#### Material provided ####

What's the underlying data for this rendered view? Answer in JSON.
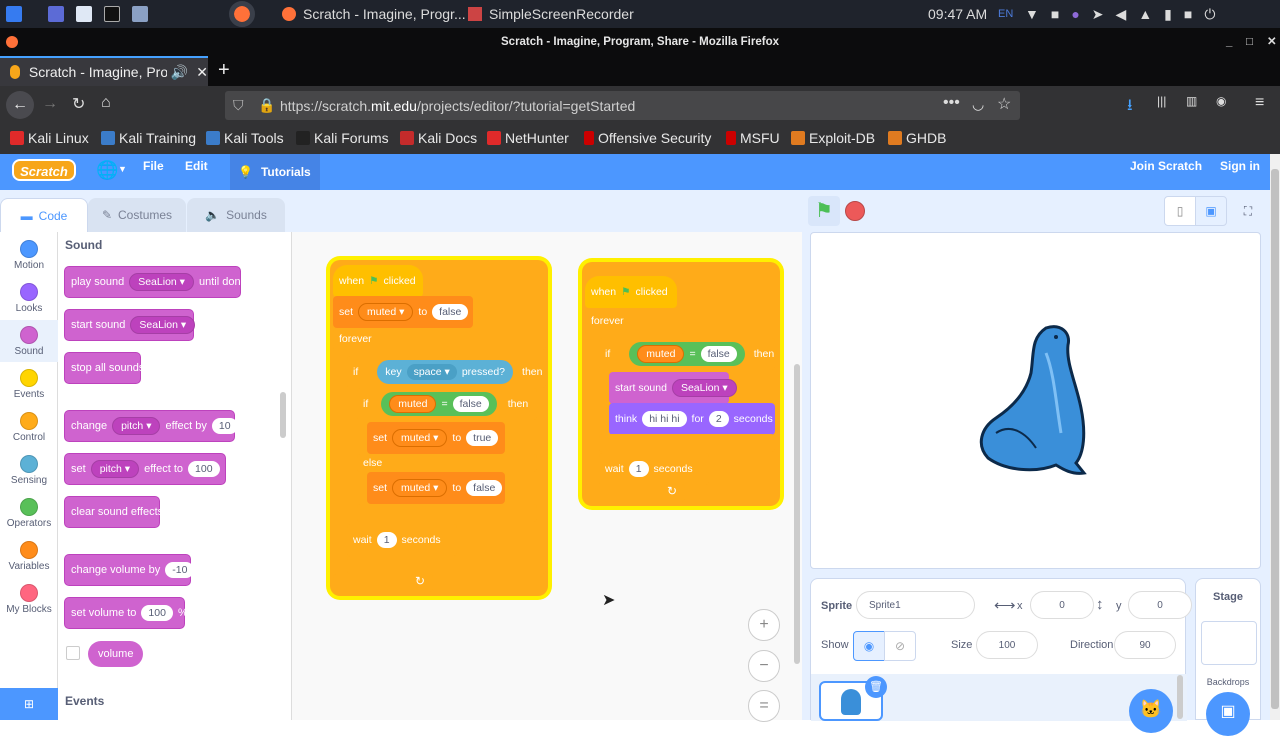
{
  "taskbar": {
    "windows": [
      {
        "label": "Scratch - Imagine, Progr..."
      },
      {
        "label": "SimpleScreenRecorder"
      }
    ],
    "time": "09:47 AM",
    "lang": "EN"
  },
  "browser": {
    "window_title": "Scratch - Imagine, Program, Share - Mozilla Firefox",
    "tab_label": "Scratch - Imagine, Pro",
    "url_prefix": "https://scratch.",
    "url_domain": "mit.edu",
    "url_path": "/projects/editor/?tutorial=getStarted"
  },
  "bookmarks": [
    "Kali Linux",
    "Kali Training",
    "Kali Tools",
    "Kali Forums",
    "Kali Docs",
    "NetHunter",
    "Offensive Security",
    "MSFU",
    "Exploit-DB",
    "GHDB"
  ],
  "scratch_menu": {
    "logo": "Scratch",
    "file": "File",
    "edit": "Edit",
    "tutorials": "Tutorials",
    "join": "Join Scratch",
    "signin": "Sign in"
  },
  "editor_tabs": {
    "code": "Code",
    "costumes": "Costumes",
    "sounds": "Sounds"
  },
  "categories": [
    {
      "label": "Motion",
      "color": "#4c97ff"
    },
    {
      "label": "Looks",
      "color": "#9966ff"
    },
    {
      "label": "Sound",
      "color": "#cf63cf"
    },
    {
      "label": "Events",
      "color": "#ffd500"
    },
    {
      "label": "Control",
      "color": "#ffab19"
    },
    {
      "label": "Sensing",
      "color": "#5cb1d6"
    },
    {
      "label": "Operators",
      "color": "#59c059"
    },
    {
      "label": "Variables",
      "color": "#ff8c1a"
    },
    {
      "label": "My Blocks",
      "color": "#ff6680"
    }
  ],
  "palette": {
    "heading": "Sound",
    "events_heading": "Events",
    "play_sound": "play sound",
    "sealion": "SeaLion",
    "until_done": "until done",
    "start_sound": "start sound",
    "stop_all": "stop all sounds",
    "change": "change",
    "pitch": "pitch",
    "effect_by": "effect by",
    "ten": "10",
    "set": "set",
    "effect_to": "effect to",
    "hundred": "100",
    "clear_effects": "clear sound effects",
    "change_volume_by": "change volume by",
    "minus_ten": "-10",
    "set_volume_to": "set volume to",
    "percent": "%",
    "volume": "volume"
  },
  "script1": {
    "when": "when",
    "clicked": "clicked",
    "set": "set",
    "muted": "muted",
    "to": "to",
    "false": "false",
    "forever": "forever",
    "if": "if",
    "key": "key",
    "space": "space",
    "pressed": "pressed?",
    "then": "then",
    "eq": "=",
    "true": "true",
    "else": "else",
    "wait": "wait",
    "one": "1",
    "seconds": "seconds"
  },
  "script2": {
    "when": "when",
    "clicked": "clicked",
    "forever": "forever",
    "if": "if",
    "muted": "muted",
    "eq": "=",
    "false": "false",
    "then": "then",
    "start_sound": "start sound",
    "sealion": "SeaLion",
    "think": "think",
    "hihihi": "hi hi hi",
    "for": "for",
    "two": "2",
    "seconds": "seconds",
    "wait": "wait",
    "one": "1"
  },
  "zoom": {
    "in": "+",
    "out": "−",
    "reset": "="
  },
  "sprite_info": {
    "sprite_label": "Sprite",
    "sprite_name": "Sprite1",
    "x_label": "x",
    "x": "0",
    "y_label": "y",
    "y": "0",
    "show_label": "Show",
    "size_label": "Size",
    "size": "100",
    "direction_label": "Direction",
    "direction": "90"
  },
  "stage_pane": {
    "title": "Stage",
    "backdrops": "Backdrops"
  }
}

####
#### Material provided ####

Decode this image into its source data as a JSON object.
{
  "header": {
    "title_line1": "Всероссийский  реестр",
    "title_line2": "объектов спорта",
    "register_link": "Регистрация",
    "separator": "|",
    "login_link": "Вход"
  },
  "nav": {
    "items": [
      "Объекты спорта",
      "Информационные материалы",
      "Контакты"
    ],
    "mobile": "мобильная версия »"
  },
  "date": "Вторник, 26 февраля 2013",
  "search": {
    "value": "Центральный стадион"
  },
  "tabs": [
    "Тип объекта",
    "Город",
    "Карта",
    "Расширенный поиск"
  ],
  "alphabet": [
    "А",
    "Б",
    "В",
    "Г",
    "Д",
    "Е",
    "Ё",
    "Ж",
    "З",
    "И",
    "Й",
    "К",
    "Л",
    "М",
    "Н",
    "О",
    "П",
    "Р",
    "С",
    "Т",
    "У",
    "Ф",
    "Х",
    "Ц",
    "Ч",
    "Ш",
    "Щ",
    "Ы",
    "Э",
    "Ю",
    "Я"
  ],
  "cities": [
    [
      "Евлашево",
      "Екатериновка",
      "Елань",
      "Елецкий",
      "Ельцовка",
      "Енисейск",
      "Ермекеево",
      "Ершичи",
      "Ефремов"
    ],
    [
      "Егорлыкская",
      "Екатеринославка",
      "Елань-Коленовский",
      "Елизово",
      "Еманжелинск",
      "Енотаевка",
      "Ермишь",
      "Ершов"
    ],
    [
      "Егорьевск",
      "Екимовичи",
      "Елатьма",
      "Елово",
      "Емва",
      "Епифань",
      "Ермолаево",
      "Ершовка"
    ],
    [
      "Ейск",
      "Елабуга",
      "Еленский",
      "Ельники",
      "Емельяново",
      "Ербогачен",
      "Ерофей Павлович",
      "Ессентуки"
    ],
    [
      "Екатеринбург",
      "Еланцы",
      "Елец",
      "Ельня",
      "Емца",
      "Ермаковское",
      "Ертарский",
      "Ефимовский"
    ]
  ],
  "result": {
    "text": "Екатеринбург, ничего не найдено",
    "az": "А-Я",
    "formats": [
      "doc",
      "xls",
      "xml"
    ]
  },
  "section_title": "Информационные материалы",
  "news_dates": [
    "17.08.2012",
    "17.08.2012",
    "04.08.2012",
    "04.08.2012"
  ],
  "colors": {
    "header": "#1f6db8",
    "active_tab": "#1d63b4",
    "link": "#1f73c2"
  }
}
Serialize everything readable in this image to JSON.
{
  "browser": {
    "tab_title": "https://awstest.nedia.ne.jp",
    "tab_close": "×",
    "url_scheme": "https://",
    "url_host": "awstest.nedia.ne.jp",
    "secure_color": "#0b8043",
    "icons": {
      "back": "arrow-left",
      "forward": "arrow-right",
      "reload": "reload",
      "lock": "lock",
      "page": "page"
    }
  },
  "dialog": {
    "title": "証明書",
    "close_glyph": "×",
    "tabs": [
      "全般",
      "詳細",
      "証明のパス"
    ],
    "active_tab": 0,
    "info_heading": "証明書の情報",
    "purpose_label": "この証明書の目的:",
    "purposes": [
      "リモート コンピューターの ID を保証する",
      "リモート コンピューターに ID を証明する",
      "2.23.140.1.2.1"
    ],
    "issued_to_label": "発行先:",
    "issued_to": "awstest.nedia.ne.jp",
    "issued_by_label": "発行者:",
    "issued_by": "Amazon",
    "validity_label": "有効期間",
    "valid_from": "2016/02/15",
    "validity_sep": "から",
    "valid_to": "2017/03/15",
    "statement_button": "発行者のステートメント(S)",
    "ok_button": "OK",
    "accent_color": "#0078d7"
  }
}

####
#### Material provided ####

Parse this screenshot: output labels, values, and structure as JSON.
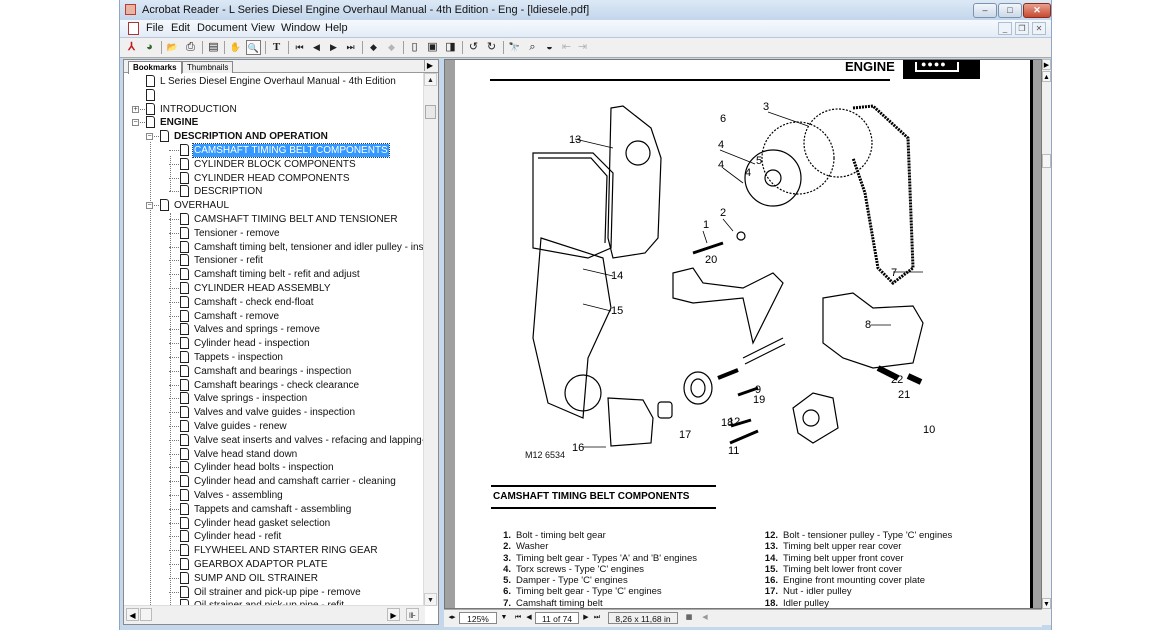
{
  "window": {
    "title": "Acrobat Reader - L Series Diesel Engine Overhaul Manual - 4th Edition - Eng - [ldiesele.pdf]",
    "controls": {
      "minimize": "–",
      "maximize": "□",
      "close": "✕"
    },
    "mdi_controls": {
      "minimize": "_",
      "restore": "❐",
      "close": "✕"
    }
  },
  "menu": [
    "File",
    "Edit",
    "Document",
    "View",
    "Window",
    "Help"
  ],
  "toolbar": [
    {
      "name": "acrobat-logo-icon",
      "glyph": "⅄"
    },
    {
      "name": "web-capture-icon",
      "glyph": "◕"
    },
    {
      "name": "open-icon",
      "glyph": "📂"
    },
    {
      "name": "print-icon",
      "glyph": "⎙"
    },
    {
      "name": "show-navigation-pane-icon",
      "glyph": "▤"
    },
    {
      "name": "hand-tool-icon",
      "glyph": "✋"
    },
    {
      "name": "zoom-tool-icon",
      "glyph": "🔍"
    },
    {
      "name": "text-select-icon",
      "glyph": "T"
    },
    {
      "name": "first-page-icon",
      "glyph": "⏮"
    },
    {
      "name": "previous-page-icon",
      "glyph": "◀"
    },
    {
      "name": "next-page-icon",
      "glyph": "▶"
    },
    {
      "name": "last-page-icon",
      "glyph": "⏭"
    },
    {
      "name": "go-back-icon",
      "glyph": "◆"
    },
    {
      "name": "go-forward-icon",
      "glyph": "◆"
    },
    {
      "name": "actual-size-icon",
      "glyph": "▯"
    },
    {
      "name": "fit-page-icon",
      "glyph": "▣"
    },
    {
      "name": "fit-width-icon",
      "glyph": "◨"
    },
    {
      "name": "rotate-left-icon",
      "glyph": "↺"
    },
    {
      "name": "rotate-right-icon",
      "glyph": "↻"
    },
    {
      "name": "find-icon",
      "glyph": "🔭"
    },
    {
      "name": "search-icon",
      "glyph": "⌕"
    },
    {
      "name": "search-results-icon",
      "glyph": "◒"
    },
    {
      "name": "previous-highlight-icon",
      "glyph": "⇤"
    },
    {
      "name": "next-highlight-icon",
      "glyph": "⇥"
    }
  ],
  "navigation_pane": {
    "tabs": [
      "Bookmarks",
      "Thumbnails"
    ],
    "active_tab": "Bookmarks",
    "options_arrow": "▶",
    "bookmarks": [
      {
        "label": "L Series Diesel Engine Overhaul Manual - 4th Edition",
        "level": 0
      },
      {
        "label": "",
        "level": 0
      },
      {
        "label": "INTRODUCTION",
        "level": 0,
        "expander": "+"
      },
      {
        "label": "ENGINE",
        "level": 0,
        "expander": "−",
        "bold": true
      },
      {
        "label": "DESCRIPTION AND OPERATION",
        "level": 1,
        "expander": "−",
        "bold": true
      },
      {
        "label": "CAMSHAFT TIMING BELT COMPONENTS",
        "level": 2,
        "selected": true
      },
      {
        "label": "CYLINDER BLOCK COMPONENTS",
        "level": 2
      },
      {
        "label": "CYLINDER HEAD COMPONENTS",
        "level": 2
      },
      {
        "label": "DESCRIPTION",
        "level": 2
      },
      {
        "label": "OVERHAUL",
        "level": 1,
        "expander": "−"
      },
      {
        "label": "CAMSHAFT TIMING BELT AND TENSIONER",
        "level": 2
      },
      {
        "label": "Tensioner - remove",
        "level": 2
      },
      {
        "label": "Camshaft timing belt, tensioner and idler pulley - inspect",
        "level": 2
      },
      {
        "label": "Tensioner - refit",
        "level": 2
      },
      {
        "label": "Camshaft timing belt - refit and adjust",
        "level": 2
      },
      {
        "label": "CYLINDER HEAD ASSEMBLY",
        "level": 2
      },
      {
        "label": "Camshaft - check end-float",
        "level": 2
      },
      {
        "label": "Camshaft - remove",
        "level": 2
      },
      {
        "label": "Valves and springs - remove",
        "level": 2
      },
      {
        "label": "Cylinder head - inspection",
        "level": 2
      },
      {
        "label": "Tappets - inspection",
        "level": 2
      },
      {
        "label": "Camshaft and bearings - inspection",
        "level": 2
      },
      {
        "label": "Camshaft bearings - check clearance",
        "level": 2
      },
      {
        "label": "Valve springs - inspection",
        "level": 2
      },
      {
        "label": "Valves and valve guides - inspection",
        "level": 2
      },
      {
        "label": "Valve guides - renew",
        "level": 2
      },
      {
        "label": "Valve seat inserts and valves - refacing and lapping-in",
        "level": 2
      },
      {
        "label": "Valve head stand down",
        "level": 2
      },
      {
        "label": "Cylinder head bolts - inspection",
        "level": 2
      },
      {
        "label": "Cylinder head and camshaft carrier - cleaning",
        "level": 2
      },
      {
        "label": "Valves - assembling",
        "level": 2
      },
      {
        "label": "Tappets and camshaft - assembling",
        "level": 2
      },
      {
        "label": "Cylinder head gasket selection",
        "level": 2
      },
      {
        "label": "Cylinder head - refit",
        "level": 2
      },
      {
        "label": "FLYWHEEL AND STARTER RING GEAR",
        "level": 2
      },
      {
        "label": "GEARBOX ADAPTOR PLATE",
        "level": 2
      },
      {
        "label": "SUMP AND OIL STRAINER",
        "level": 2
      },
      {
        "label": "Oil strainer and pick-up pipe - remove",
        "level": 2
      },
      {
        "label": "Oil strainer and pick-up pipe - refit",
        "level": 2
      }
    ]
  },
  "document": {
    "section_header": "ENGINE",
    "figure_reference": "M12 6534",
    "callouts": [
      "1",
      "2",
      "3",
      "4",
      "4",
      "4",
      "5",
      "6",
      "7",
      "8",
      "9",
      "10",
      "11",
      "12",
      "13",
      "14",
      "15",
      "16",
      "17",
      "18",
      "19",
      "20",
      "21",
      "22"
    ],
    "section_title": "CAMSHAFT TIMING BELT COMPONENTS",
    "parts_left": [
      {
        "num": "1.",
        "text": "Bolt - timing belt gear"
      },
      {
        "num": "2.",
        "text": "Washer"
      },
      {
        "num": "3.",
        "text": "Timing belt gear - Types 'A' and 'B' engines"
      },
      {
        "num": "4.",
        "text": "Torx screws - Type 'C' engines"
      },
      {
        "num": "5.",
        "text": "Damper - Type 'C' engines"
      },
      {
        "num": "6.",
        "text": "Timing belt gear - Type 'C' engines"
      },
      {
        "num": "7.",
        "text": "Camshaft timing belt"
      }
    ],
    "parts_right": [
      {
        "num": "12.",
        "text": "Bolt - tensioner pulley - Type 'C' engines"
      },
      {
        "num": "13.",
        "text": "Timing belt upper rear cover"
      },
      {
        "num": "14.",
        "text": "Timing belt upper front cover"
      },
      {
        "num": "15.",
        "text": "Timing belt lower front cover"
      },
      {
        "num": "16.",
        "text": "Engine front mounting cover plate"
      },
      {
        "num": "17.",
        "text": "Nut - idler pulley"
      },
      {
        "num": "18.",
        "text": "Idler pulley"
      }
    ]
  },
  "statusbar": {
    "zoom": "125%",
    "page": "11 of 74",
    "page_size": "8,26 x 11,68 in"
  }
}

####

• _Work instructions_
Find and copy each line above that includes the string "logo".

• _Completed exercise_
    "logo": "Scratch",
      "name": "acrobat-logo-icon",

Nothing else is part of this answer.